GOAL:
Output all of the entries below precisely as written.

DATA SHOWN:
◇ ◇ ◇ ◇

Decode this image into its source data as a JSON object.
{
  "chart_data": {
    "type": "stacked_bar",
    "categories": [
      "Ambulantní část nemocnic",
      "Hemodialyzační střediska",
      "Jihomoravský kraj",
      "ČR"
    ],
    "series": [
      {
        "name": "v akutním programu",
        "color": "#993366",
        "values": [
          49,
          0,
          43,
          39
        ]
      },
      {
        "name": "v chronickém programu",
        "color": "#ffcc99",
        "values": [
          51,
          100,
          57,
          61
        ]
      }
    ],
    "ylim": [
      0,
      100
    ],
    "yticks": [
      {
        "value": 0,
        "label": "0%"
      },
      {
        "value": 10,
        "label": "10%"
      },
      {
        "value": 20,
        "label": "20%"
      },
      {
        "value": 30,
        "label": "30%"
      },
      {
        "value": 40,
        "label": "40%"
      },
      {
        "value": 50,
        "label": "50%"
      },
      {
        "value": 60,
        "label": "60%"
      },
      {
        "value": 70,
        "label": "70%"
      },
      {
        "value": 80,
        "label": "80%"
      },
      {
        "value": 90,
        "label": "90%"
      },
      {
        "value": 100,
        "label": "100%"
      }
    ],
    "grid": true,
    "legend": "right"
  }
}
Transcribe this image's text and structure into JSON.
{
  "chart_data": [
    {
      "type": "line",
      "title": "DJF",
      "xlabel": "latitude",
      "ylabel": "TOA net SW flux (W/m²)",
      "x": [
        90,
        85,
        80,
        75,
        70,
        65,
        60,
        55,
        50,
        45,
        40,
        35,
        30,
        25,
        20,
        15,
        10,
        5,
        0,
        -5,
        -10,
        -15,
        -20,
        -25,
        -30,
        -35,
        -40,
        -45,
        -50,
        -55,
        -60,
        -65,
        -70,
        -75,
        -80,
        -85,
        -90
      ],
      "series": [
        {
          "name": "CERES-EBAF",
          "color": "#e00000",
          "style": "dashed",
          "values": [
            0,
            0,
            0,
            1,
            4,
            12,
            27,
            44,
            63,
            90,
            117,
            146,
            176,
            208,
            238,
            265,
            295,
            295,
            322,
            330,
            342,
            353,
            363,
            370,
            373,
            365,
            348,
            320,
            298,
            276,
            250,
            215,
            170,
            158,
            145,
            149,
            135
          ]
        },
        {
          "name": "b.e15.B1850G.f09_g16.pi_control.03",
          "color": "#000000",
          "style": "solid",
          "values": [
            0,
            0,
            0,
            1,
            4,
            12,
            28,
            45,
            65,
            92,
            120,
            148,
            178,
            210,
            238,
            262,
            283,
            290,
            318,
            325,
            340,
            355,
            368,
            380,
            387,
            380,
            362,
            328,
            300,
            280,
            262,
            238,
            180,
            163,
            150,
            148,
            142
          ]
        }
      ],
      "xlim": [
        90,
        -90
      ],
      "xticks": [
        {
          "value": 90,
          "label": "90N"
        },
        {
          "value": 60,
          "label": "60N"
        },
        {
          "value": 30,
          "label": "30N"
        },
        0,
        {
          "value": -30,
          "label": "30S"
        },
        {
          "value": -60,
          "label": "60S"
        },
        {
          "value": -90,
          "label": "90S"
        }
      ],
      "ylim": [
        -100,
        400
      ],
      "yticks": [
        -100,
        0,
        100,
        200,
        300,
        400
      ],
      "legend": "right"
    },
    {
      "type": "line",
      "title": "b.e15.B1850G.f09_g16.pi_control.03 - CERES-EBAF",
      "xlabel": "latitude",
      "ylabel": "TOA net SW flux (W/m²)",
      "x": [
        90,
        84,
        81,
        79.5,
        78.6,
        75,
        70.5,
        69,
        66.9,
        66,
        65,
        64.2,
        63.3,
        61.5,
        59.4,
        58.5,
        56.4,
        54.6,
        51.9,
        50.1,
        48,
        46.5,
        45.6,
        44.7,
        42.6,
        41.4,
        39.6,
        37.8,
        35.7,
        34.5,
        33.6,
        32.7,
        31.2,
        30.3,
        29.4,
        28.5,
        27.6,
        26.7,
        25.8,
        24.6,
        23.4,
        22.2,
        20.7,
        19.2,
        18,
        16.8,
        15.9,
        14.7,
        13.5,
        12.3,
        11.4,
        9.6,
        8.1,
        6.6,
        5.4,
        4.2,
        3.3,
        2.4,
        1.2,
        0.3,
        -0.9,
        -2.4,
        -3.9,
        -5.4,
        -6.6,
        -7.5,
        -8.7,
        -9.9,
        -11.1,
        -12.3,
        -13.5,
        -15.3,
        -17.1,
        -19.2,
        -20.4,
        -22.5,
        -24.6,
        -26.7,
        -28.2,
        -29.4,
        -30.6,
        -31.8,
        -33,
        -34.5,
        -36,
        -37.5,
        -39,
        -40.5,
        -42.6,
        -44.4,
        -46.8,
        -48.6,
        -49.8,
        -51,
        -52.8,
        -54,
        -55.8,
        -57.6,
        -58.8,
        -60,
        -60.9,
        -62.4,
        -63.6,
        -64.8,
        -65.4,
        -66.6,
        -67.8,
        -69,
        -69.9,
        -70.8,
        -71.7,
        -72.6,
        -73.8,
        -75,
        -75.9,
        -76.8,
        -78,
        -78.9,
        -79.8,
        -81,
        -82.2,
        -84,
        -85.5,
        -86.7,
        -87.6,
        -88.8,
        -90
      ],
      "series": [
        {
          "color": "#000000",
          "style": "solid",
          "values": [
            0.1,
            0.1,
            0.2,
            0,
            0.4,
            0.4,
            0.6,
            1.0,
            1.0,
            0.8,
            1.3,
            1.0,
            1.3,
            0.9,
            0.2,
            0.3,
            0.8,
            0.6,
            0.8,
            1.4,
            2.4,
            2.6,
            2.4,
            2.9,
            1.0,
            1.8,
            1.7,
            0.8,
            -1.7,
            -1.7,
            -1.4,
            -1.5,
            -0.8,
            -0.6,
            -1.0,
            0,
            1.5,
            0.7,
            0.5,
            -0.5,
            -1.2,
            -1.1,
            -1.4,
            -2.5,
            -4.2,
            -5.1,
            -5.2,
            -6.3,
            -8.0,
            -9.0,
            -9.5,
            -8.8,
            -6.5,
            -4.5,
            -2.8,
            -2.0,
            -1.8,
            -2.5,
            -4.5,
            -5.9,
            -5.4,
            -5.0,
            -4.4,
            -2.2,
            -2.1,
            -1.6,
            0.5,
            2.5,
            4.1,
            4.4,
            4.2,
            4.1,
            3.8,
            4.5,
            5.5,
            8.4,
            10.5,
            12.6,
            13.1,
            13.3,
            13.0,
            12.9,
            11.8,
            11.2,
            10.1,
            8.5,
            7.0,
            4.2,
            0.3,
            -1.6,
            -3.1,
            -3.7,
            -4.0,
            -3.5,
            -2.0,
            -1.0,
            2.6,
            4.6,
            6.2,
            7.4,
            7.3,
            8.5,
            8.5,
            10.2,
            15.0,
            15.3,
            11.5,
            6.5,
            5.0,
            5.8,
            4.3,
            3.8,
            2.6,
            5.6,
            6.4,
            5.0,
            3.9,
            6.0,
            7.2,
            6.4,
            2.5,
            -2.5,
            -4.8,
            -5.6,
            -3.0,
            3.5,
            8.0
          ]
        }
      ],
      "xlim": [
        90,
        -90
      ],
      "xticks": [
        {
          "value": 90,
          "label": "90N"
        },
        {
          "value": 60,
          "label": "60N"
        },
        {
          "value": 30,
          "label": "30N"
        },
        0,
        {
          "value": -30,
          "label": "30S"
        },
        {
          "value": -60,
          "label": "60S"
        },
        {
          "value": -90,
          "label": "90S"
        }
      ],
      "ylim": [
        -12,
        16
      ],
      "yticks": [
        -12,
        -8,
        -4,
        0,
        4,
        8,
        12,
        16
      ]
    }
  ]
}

◇ ◇ ◇ ◇

WRITTEN ANSWER:
Decode this image into its source data as a JSON object.
{
  "chart_data": {
    "type": "stacked_bar",
    "categories": [
      "Ambulantní část nemocnic",
      "Hemodialyzační střediska",
      "Jihomoravský kraj",
      "ČR"
    ],
    "series": [
      {
        "name": "v akutním programu",
        "color": "#993366",
        "values": [
          49,
          0,
          43,
          39
        ]
      },
      {
        "name": "v chronickém programu",
        "color": "#ffcc99",
        "values": [
          51,
          100,
          57,
          61
        ]
      }
    ],
    "ylim": [
      0,
      100
    ],
    "yticks": [
      {
        "value": 0,
        "label": "0%"
      },
      {
        "value": 10,
        "label": "10%"
      },
      {
        "value": 20,
        "label": "20%"
      },
      {
        "value": 30,
        "label": "30%"
      },
      {
        "value": 40,
        "label": "40%"
      },
      {
        "value": 50,
        "label": "50%"
      },
      {
        "value": 60,
        "label": "60%"
      },
      {
        "value": 70,
        "label": "70%"
      },
      {
        "value": 80,
        "label": "80%"
      },
      {
        "value": 90,
        "label": "90%"
      },
      {
        "value": 100,
        "label": "100%"
      }
    ],
    "grid": true,
    "legend": "right"
  }
}
Transcribe this image's text and structure into JSON.
{
  "chart_data": [
    {
      "type": "line",
      "title": "DJF",
      "xlabel": "latitude",
      "ylabel": "TOA net SW flux (W/m²)",
      "x": [
        90,
        85,
        80,
        75,
        70,
        65,
        60,
        55,
        50,
        45,
        40,
        35,
        30,
        25,
        20,
        15,
        10,
        5,
        0,
        -5,
        -10,
        -15,
        -20,
        -25,
        -30,
        -35,
        -40,
        -45,
        -50,
        -55,
        -60,
        -65,
        -70,
        -75,
        -80,
        -85,
        -90
      ],
      "series": [
        {
          "name": "CERES-EBAF",
          "color": "#e00000",
          "style": "dashed",
          "values": [
            0,
            0,
            0,
            1,
            4,
            12,
            27,
            44,
            63,
            90,
            117,
            146,
            176,
            208,
            238,
            265,
            295,
            295,
            322,
            330,
            342,
            353,
            363,
            370,
            373,
            365,
            348,
            320,
            298,
            276,
            250,
            215,
            170,
            158,
            145,
            149,
            135
          ]
        },
        {
          "name": "b.e15.B1850G.f09_g16.pi_control.03",
          "color": "#000000",
          "style": "solid",
          "values": [
            0,
            0,
            0,
            1,
            4,
            12,
            28,
            45,
            65,
            92,
            120,
            148,
            178,
            210,
            238,
            262,
            283,
            290,
            318,
            325,
            340,
            355,
            368,
            380,
            387,
            380,
            362,
            328,
            300,
            280,
            262,
            238,
            180,
            163,
            150,
            148,
            142
          ]
        }
      ],
      "xlim": [
        90,
        -90
      ],
      "xticks": [
        {
          "value": 90,
          "label": "90N"
        },
        {
          "value": 60,
          "label": "60N"
        },
        {
          "value": 30,
          "label": "30N"
        },
        0,
        {
          "value": -30,
          "label": "30S"
        },
        {
          "value": -60,
          "label": "60S"
        },
        {
          "value": -90,
          "label": "90S"
        }
      ],
      "ylim": [
        -100,
        400
      ],
      "yticks": [
        -100,
        0,
        100,
        200,
        300,
        400
      ],
      "legend": "right"
    },
    {
      "type": "line",
      "title": "b.e15.B1850G.f09_g16.pi_control.03 - CERES-EBAF",
      "xlabel": "latitude",
      "ylabel": "TOA net SW flux (W/m²)",
      "x": [
        90,
        84,
        81,
        79.5,
        78.6,
        75,
        70.5,
        69,
        66.9,
        66,
        65,
        64.2,
        63.3,
        61.5,
        59.4,
        58.5,
        56.4,
        54.6,
        51.9,
        50.1,
        48,
        46.5,
        45.6,
        44.7,
        42.6,
        41.4,
        39.6,
        37.8,
        35.7,
        34.5,
        33.6,
        32.7,
        31.2,
        30.3,
        29.4,
        28.5,
        27.6,
        26.7,
        25.8,
        24.6,
        23.4,
        22.2,
        20.7,
        19.2,
        18,
        16.8,
        15.9,
        14.7,
        13.5,
        12.3,
        11.4,
        9.6,
        8.1,
        6.6,
        5.4,
        4.2,
        3.3,
        2.4,
        1.2,
        0.3,
        -0.9,
        -2.4,
        -3.9,
        -5.4,
        -6.6,
        -7.5,
        -8.7,
        -9.9,
        -11.1,
        -12.3,
        -13.5,
        -15.3,
        -17.1,
        -19.2,
        -20.4,
        -22.5,
        -24.6,
        -26.7,
        -28.2,
        -29.4,
        -30.6,
        -31.8,
        -33,
        -34.5,
        -36,
        -37.5,
        -39,
        -40.5,
        -42.6,
        -44.4,
        -46.8,
        -48.6,
        -49.8,
        -51,
        -52.8,
        -54,
        -55.8,
        -57.6,
        -58.8,
        -60,
        -60.9,
        -62.4,
        -63.6,
        -64.8,
        -65.4,
        -66.6,
        -67.8,
        -69,
        -69.9,
        -70.8,
        -71.7,
        -72.6,
        -73.8,
        -75,
        -75.9,
        -76.8,
        -78,
        -78.9,
        -79.8,
        -81,
        -82.2,
        -84,
        -85.5,
        -86.7,
        -87.6,
        -88.8,
        -90
      ],
      "series": [
        {
          "color": "#000000",
          "style": "solid",
          "values": [
            0.1,
            0.1,
            0.2,
            0,
            0.4,
            0.4,
            0.6,
            1.0,
            1.0,
            0.8,
            1.3,
            1.0,
            1.3,
            0.9,
            0.2,
            0.3,
            0.8,
            0.6,
            0.8,
            1.4,
            2.4,
            2.6,
            2.4,
            2.9,
            1.0,
            1.8,
            1.7,
            0.8,
            -1.7,
            -1.7,
            -1.4,
            -1.5,
            -0.8,
            -0.6,
            -1.0,
            0,
            1.5,
            0.7,
            0.5,
            -0.5,
            -1.2,
            -1.1,
            -1.4,
            -2.5,
            -4.2,
            -5.1,
            -5.2,
            -6.3,
            -8.0,
            -9.0,
            -9.5,
            -8.8,
            -6.5,
            -4.5,
            -2.8,
            -2.0,
            -1.8,
            -2.5,
            -4.5,
            -5.9,
            -5.4,
            -5.0,
            -4.4,
            -2.2,
            -2.1,
            -1.6,
            0.5,
            2.5,
            4.1,
            4.4,
            4.2,
            4.1,
            3.8,
            4.5,
            5.5,
            8.4,
            10.5,
            12.6,
            13.1,
            13.3,
            13.0,
            12.9,
            11.8,
            11.2,
            10.1,
            8.5,
            7.0,
            4.2,
            0.3,
            -1.6,
            -3.1,
            -3.7,
            -4.0,
            -3.5,
            -2.0,
            -1.0,
            2.6,
            4.6,
            6.2,
            7.4,
            7.3,
            8.5,
            8.5,
            10.2,
            15.0,
            15.3,
            11.5,
            6.5,
            5.0,
            5.8,
            4.3,
            3.8,
            2.6,
            5.6,
            6.4,
            5.0,
            3.9,
            6.0,
            7.2,
            6.4,
            2.5,
            -2.5,
            -4.8,
            -5.6,
            -3.0,
            3.5,
            8.0
          ]
        }
      ],
      "xlim": [
        90,
        -90
      ],
      "xticks": [
        {
          "value": 90,
          "label": "90N"
        },
        {
          "value": 60,
          "label": "60N"
        },
        {
          "value": 30,
          "label": "30N"
        },
        0,
        {
          "value": -30,
          "label": "30S"
        },
        {
          "value": -60,
          "label": "60S"
        },
        {
          "value": -90,
          "label": "90S"
        }
      ],
      "ylim": [
        -12,
        16
      ],
      "yticks": [
        -12,
        -8,
        -4,
        0,
        4,
        8,
        12,
        16
      ]
    }
  ]
}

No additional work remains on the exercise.